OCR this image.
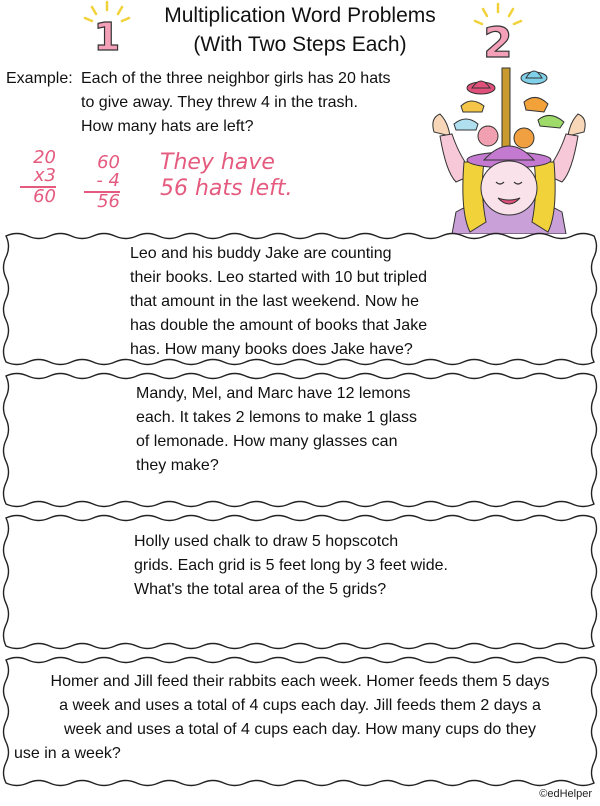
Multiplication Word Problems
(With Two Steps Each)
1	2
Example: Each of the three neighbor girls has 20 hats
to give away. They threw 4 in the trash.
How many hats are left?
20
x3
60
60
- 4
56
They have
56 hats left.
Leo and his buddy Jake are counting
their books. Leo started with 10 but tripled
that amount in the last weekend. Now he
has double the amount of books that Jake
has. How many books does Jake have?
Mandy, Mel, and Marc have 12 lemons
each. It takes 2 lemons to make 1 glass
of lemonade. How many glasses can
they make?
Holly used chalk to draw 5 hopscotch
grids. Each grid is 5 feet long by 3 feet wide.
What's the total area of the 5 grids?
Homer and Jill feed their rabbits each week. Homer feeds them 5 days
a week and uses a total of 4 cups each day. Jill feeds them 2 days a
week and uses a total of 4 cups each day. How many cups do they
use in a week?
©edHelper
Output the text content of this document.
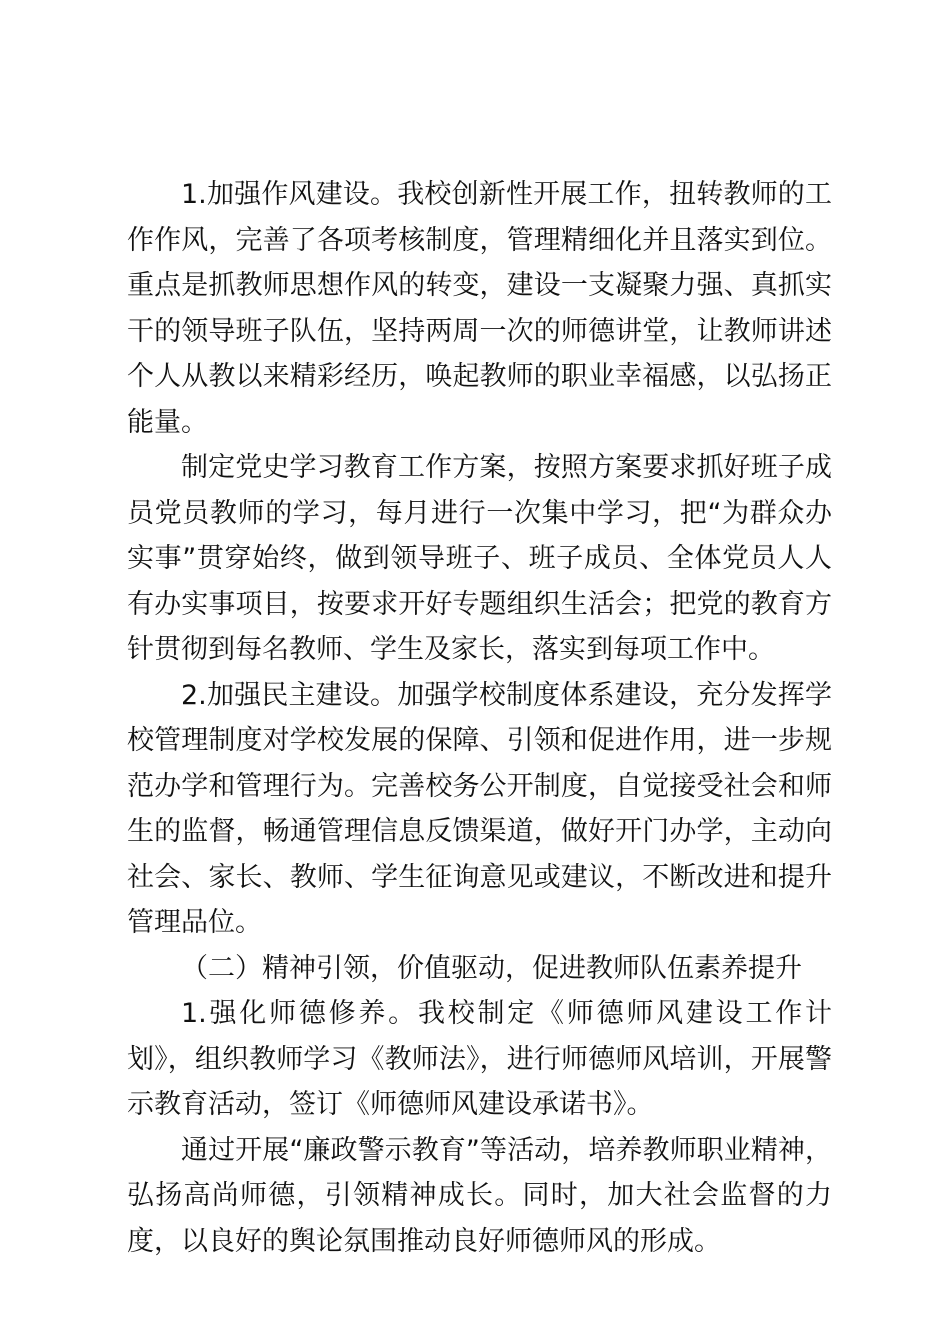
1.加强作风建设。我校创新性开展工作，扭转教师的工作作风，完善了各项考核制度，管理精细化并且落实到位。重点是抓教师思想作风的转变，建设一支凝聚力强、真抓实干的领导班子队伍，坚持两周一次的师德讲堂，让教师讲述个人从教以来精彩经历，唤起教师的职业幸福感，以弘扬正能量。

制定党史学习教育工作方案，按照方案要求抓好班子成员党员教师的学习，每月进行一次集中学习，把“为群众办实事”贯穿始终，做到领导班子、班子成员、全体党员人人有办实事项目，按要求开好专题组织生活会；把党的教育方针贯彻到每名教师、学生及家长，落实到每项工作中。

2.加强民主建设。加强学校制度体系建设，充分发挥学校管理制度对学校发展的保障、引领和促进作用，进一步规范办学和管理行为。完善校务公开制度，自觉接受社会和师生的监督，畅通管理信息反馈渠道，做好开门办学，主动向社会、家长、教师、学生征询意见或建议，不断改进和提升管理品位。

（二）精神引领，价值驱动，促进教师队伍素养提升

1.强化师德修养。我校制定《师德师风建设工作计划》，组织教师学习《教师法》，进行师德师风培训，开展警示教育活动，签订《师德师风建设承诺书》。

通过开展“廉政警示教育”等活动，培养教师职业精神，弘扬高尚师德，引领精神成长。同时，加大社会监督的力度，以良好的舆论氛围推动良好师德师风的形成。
= = = = =
* _DO THIS_: Omit the pictures and reproduce the listing exactly.

* _RESPONSE TO THIS EXERCISE_:
OCR this image.
Multiplication Word Problems
(With Two Steps Each)
1	2
Example: Each of the three neighbor girls has 20 hats
to give away. They threw 4 in the trash.
How many hats are left?
20
x3
60
60
- 4
56
They have
56 hats left.
Leo and his buddy Jake are counting
their books. Leo started with 10 but tripled
that amount in the last weekend. Now he
has double the amount of books that Jake
has. How many books does Jake have?
Mandy, Mel, and Marc have 12 lemons
each. It takes 2 lemons to make 1 glass
of lemonade. How many glasses can
they make?
Holly used chalk to draw 5 hopscotch
grids. Each grid is 5 feet long by 3 feet wide.
What's the total area of the 5 grids?
Homer and Jill feed their rabbits each week. Homer feeds them 5 days
a week and uses a total of 4 cups each day. Jill feeds them 2 days a
week and uses a total of 4 cups each day. How many cups do they
use in a week?
©edHelper
Output the text content of this document.
1.加强作风建设。我校创新性开展工作，扭转教师的工作作风，完善了各项考核制度，管理精细化并且落实到位。重点是抓教师思想作风的转变，建设一支凝聚力强、真抓实干的领导班子队伍，坚持两周一次的师德讲堂，让教师讲述个人从教以来精彩经历，唤起教师的职业幸福感，以弘扬正能量。

制定党史学习教育工作方案，按照方案要求抓好班子成员党员教师的学习，每月进行一次集中学习，把“为群众办实事”贯穿始终，做到领导班子、班子成员、全体党员人人有办实事项目，按要求开好专题组织生活会；把党的教育方针贯彻到每名教师、学生及家长，落实到每项工作中。

2.加强民主建设。加强学校制度体系建设，充分发挥学校管理制度对学校发展的保障、引领和促进作用，进一步规范办学和管理行为。完善校务公开制度，自觉接受社会和师生的监督，畅通管理信息反馈渠道，做好开门办学，主动向社会、家长、教师、学生征询意见或建议，不断改进和提升管理品位。

（二）精神引领，价值驱动，促进教师队伍素养提升

1.强化师德修养。我校制定《师德师风建设工作计划》，组织教师学习《教师法》，进行师德师风培训，开展警示教育活动，签订《师德师风建设承诺书》。

通过开展“廉政警示教育”等活动，培养教师职业精神，弘扬高尚师德，引领精神成长。同时，加大社会监督的力度，以良好的舆论氛围推动良好师德师风的形成。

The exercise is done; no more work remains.